#### [Instruction]
Repeat the material below exactly, line for line.

#### [Input data]
= = = = = = =
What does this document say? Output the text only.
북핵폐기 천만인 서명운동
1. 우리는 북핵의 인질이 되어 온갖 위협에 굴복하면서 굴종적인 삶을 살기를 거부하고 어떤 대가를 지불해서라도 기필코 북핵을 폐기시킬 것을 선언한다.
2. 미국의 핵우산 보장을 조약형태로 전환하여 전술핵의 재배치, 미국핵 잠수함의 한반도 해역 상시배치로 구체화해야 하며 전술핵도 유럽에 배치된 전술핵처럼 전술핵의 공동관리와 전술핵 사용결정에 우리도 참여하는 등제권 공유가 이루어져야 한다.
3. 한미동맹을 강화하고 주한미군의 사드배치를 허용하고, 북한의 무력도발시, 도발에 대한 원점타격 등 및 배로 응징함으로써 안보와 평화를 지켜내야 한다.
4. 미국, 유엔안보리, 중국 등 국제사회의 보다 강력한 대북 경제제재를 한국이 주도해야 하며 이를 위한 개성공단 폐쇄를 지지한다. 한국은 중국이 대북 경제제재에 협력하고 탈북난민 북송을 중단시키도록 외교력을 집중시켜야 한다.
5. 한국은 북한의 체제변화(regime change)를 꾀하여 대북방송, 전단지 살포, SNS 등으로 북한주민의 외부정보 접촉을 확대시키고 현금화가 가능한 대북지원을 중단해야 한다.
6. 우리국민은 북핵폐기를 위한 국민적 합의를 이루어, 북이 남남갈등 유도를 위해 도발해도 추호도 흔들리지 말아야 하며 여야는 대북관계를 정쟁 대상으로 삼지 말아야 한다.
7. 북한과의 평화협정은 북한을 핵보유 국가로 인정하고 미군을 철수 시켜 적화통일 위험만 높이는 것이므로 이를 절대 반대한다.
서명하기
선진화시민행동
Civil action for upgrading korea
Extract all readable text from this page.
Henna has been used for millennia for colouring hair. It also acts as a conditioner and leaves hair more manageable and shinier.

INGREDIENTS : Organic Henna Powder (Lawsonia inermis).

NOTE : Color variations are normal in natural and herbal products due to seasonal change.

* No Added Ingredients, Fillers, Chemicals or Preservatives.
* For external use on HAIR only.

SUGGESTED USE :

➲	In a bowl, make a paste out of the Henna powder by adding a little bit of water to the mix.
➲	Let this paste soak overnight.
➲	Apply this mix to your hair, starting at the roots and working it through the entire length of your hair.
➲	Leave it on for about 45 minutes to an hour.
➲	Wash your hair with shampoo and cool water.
= = = = = = =
#### [Worked solution]
What does this document say? Output the text only.
북핵폐기 천만인 서명운동
1. 우리는 북핵의 인질이 되어 온갖 위협에 굴복하면서 굴종적인 삶을 살기를 거부하고 어떤 대가를 지불해서라도 기필코 북핵을 폐기시킬 것을 선언한다.
2. 미국의 핵우산 보장을 조약형태로 전환하여 전술핵의 재배치, 미국핵 잠수함의 한반도 해역 상시배치로 구체화해야 하며 전술핵도 유럽에 배치된 전술핵처럼 전술핵의 공동관리와 전술핵 사용결정에 우리도 참여하는 등제권 공유가 이루어져야 한다.
3. 한미동맹을 강화하고 주한미군의 사드배치를 허용하고, 북한의 무력도발시, 도발에 대한 원점타격 등 및 배로 응징함으로써 안보와 평화를 지켜내야 한다.
4. 미국, 유엔안보리, 중국 등 국제사회의 보다 강력한 대북 경제제재를 한국이 주도해야 하며 이를 위한 개성공단 폐쇄를 지지한다. 한국은 중국이 대북 경제제재에 협력하고 탈북난민 북송을 중단시키도록 외교력을 집중시켜야 한다.
5. 한국은 북한의 체제변화(regime change)를 꾀하여 대북방송, 전단지 살포, SNS 등으로 북한주민의 외부정보 접촉을 확대시키고 현금화가 가능한 대북지원을 중단해야 한다.
6. 우리국민은 북핵폐기를 위한 국민적 합의를 이루어, 북이 남남갈등 유도를 위해 도발해도 추호도 흔들리지 말아야 하며 여야는 대북관계를 정쟁 대상으로 삼지 말아야 한다.
7. 북한과의 평화협정은 북한을 핵보유 국가로 인정하고 미군을 철수 시켜 적화통일 위험만 높이는 것이므로 이를 절대 반대한다.
서명하기
선진화시민행동
Civil action for upgrading korea
Extract all readable text from this page.
Henna has been used for millennia for colouring hair. It also acts as a conditioner and leaves hair more manageable and shinier.

INGREDIENTS : Organic Henna Powder (Lawsonia inermis).

NOTE : Color variations are normal in natural and herbal products due to seasonal change.

* No Added Ingredients, Fillers, Chemicals or Preservatives.
* For external use on HAIR only.

SUGGESTED USE :

➲	In a bowl, make a paste out of the Henna powder by adding a little bit of water to the mix.
➲	Let this paste soak overnight.
➲	Apply this mix to your hair, starting at the roots and working it through the entire length of your hair.
➲	Leave it on for about 45 minutes to an hour.
➲	Wash your hair with shampoo and cool water.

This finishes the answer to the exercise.